TASK DESCRIPTION:
Type out the data exactly as given. Skip any image.

DATA SECTION:

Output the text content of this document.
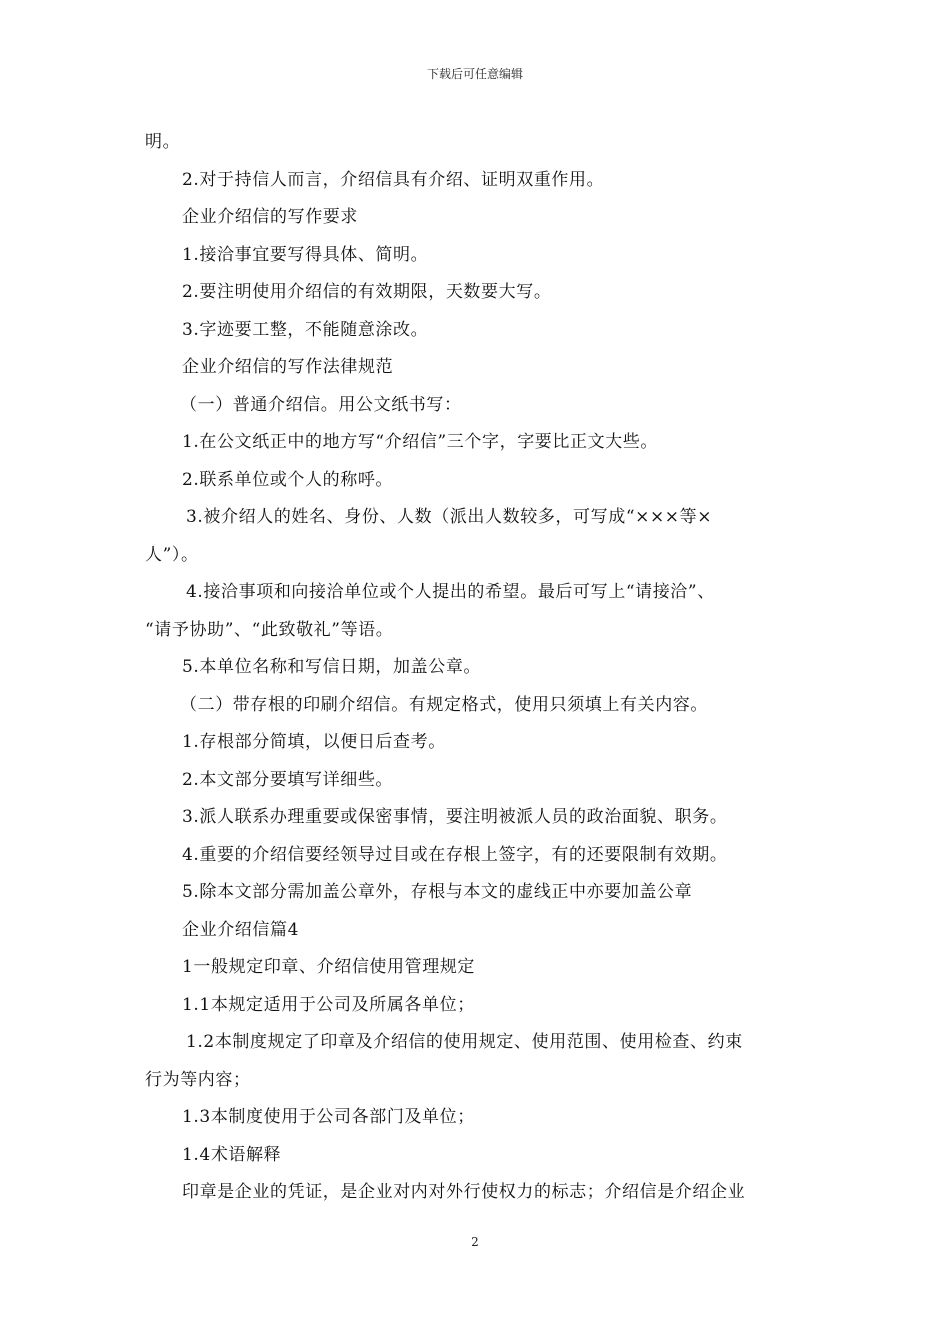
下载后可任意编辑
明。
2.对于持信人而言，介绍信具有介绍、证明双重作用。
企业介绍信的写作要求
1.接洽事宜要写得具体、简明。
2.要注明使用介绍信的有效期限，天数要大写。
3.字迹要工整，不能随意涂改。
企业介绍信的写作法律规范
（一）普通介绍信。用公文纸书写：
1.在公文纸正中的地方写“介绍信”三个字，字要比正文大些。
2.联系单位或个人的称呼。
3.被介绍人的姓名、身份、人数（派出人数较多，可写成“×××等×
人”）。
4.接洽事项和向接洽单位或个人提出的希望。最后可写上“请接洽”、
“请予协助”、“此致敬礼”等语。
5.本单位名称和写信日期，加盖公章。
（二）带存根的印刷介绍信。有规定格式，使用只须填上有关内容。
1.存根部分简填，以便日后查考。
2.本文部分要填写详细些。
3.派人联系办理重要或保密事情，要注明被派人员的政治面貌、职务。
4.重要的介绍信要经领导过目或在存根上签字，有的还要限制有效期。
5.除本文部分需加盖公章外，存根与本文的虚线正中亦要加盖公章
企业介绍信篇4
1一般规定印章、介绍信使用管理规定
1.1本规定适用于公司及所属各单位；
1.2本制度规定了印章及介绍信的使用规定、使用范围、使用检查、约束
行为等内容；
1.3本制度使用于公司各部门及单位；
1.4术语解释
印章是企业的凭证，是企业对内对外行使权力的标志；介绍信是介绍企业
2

THE SOLUTION:
Output the text content of this document.
下载后可任意编辑
明。
2.对于持信人而言，介绍信具有介绍、证明双重作用。
企业介绍信的写作要求
1.接洽事宜要写得具体、简明。
2.要注明使用介绍信的有效期限，天数要大写。
3.字迹要工整，不能随意涂改。
企业介绍信的写作法律规范
（一）普通介绍信。用公文纸书写：
1.在公文纸正中的地方写“介绍信”三个字，字要比正文大些。
2.联系单位或个人的称呼。
3.被介绍人的姓名、身份、人数（派出人数较多，可写成“×××等×
人”）。
4.接洽事项和向接洽单位或个人提出的希望。最后可写上“请接洽”、
“请予协助”、“此致敬礼”等语。
5.本单位名称和写信日期，加盖公章。
（二）带存根的印刷介绍信。有规定格式，使用只须填上有关内容。
1.存根部分简填，以便日后查考。
2.本文部分要填写详细些。
3.派人联系办理重要或保密事情，要注明被派人员的政治面貌、职务。
4.重要的介绍信要经领导过目或在存根上签字，有的还要限制有效期。
5.除本文部分需加盖公章外，存根与本文的虚线正中亦要加盖公章
企业介绍信篇4
1一般规定印章、介绍信使用管理规定
1.1本规定适用于公司及所属各单位；
1.2本制度规定了印章及介绍信的使用规定、使用范围、使用检查、约束
行为等内容；
1.3本制度使用于公司各部门及单位；
1.4术语解释
印章是企业的凭证，是企业对内对外行使权力的标志；介绍信是介绍企业
2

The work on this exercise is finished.